**GIVEN REQUEST:** Could you copy every line from the material below in which "title" appears?

[Entries with figure data]
····················

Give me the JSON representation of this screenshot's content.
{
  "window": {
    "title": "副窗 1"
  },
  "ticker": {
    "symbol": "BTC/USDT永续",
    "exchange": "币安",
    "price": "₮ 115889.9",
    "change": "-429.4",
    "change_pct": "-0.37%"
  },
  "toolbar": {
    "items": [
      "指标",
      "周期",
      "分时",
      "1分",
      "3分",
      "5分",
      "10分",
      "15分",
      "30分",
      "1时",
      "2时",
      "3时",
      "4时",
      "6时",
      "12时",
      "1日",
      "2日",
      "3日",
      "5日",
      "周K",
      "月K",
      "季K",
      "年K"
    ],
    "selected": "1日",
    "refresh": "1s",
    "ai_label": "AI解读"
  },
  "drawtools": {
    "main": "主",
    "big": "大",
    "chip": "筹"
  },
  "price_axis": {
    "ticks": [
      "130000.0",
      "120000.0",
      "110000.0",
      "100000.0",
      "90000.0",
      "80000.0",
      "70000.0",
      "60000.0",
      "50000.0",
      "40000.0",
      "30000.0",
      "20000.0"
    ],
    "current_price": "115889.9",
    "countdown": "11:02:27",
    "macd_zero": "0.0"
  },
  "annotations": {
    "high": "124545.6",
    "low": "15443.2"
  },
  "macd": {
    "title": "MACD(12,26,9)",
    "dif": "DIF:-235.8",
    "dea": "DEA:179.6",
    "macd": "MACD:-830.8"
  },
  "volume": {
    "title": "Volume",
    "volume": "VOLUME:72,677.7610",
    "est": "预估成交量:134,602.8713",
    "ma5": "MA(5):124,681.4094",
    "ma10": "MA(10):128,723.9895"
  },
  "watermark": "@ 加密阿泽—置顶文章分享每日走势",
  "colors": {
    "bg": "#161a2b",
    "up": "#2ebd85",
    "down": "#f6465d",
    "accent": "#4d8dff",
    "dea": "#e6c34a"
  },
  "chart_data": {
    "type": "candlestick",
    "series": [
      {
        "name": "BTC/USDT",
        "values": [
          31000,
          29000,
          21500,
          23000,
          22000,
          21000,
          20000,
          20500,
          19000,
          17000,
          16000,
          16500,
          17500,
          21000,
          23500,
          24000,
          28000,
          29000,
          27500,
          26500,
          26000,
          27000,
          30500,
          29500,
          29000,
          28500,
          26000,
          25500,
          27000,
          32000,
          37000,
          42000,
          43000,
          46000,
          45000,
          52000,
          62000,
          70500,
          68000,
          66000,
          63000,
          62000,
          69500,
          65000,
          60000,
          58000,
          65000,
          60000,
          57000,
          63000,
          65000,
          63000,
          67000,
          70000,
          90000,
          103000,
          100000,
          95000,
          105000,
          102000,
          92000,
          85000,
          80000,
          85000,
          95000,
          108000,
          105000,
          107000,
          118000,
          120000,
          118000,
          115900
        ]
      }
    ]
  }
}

····················

**ANSWER TO THE PROBLEM:**
    "title": "副窗 1"
    "title": "MACD(12,26,9)",
    "title": "Volume",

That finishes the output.